__TASK PROMPT__
State how many lines of the data contain the word "december", and write nothing besides the number.

[Saved entries]

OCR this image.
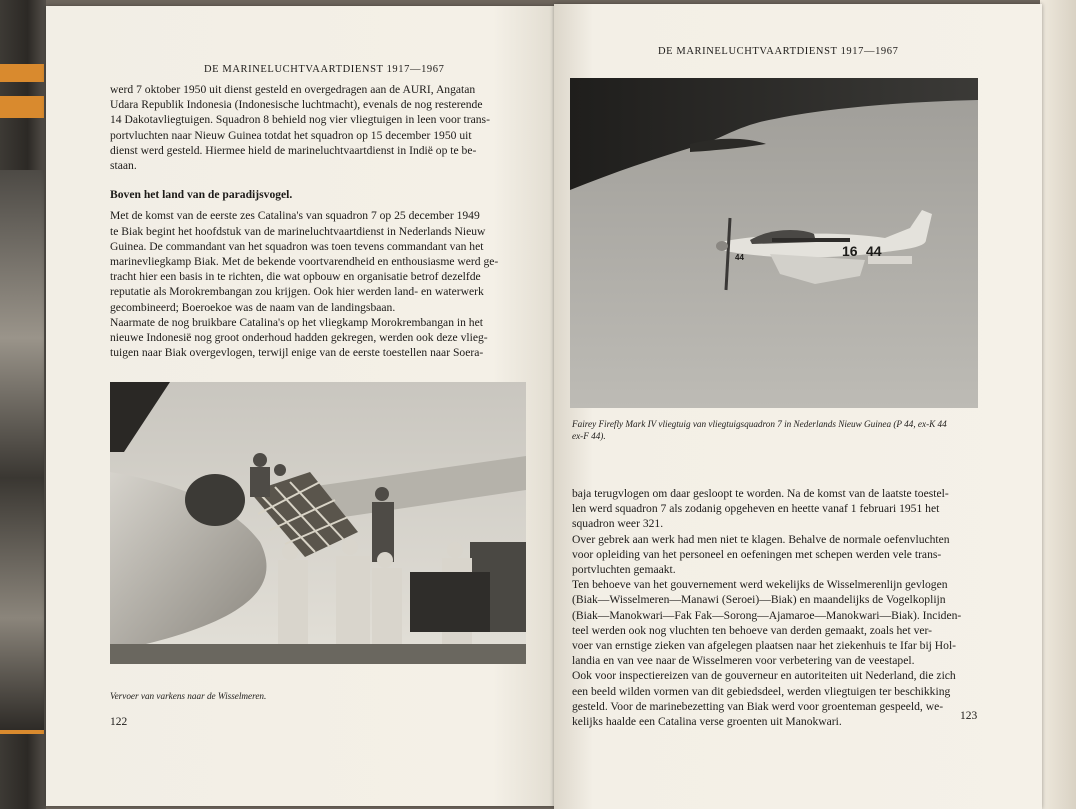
DE MARINELUCHTVAARTDIENST 1917—1967

werd 7 oktober 1950 uit dienst gesteld en overgedragen aan de AURI, Angatan

Udara Republik Indonesia (Indonesische luchtmacht), evenals de nog resterende

14 Dakotavliegtuigen. Squadron 8 behield nog vier vliegtuigen in leen voor trans-

portvluchten naar Nieuw Guinea totdat het squadron op 15 december 1950 uit

dienst werd gesteld. Hiermee hield de marineluchtvaartdienst in Indië op te be-

staan.

Boven het land van de paradijsvogel.

Met de komst van de eerste zes Catalina's van squadron 7 op 25 december 1949

te Biak begint het hoofdstuk van de marineluchtvaartdienst in Nederlands Nieuw

Guinea. De commandant van het squadron was toen tevens commandant van het

marinevliegkamp Biak. Met de bekende voortvarendheid en enthousiasme werd ge-

tracht hier een basis in te richten, die wat opbouw en organisatie betrof dezelfde

reputatie als Morokrembangan zou krijgen. Ook hier werden land- en waterwerk

gecombineerd; Boeroekoe was de naam van de landingsbaan.

Naarmate de nog bruikbare Catalina's op het vliegkamp Morokrembangan in het

nieuwe Indonesië nog groot onderhoud hadden gekregen, werden ook deze vlieg-

tuigen naar Biak overgevlogen, terwijl enige van de eerste toestellen naar Soera-

Vervoer van varkens naar de Wisselmeren.
122
DE MARINELUCHTVAARTDIENST 1917—1967
16 44
44
Fairey Firefly Mark IV vliegtuig van vliegtuigsquadron 7 in Nederlands Nieuw Guinea (P 44, ex-K 44
ex-F 44).

baja terugvlogen om daar gesloopt te worden. Na de komst van de laatste toestel-

len werd squadron 7 als zodanig opgeheven en heette vanaf 1 februari 1951 het

squadron weer 321.

Over gebrek aan werk had men niet te klagen. Behalve de normale oefenvluchten

voor opleiding van het personeel en oefeningen met schepen werden vele trans-

portvluchten gemaakt.

Ten behoeve van het gouvernement werd wekelijks de Wisselmerenlijn gevlogen

(Biak—Wisselmeren—Manawi (Seroei)—Biak) en maandelijks de Vogelkoplijn

(Biak—Manokwari—Fak Fak—Sorong—Ajamaroe—Manokwari—Biak). Inciden-

teel werden ook nog vluchten ten behoeve van derden gemaakt, zoals het ver-

voer van ernstige zieken van afgelegen plaatsen naar het ziekenhuis te Ifar bij Hol-

landia en van vee naar de Wisselmeren voor verbetering van de veestapel.

Ook voor inspectiereizen van de gouverneur en autoriteiten uit Nederland, die zich

een beeld wilden vormen van dit gebiedsdeel, werden vliegtuigen ter beschikking

gesteld. Voor de marinebezetting van Biak werd voor groenteman gespeeld, we-

kelijks haalde een Catalina verse groenten uit Manokwari.	123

__CORRECT RESULT__
2